• [Exercise goal]: Here are some records; copy every line that holds the word "timpul".

• [Excerpt from a dataset]:
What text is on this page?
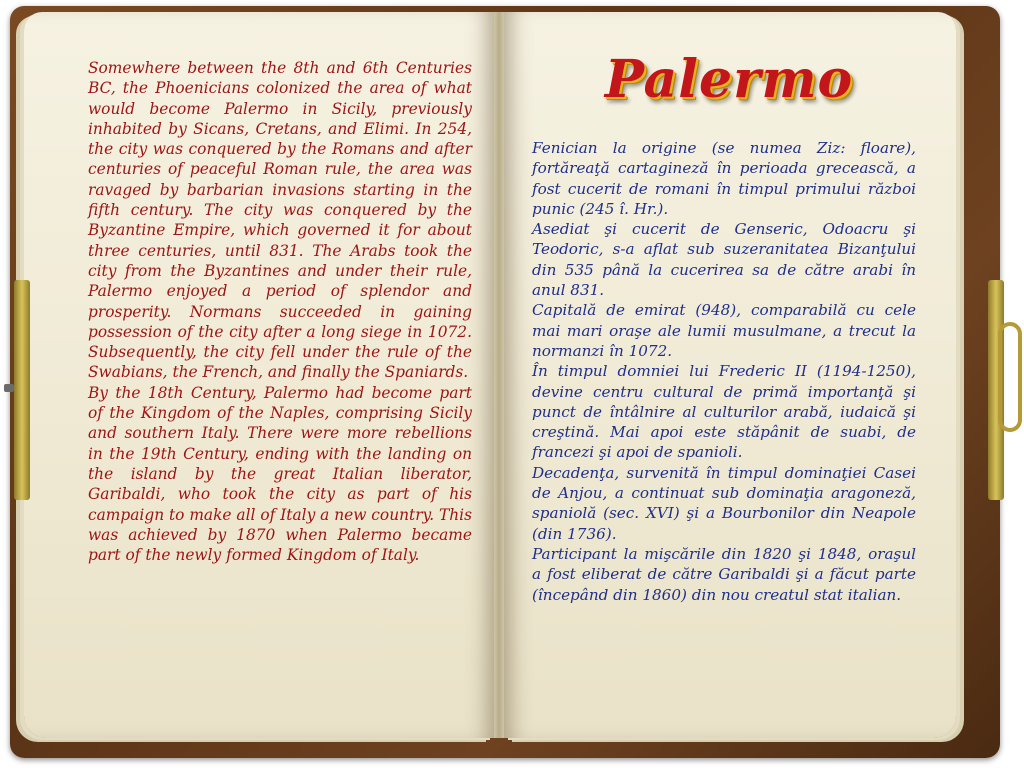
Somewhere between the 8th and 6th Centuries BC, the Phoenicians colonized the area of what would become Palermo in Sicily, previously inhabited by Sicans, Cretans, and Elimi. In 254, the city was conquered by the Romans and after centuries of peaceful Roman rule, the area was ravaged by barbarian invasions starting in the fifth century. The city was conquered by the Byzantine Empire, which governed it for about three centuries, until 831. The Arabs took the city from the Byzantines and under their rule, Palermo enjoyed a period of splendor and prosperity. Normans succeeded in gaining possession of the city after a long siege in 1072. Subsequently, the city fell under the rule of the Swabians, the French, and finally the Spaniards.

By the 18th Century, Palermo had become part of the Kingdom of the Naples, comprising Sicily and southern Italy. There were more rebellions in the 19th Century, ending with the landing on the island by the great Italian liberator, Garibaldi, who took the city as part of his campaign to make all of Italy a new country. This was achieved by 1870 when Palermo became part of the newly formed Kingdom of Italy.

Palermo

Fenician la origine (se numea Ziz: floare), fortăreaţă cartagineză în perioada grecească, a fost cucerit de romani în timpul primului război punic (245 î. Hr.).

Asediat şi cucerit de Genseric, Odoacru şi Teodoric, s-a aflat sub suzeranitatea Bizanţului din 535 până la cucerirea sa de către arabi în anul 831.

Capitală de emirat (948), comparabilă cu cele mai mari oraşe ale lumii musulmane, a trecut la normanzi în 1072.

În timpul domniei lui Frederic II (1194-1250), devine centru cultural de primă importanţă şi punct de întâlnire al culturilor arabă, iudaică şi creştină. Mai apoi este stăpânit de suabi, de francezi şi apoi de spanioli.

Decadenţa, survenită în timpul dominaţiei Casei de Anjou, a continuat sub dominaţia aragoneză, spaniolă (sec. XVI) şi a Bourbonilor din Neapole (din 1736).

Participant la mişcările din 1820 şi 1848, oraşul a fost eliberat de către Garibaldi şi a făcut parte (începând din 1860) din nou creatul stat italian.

• [Finished answer]:
Fenician la origine (se numea Ziz: floare), fortăreaţă cartagineză în perioada grecească, a fost cucerit de romani în timpul primului război punic (245 î. Hr.).
În timpul domniei lui Frederic II (1194-1250), devine centru cultural de primă importanţă şi punct de întâlnire al culturilor arabă, iudaică şi creştină. Mai apoi este stăpânit de suabi, de francezi şi apoi de spanioli.
Decadenţa, survenită în timpul dominaţiei Casei de Anjou, a continuat sub dominaţia aragoneză, spaniolă (sec. XVI) şi a Bourbonilor din Neapole (din 1736).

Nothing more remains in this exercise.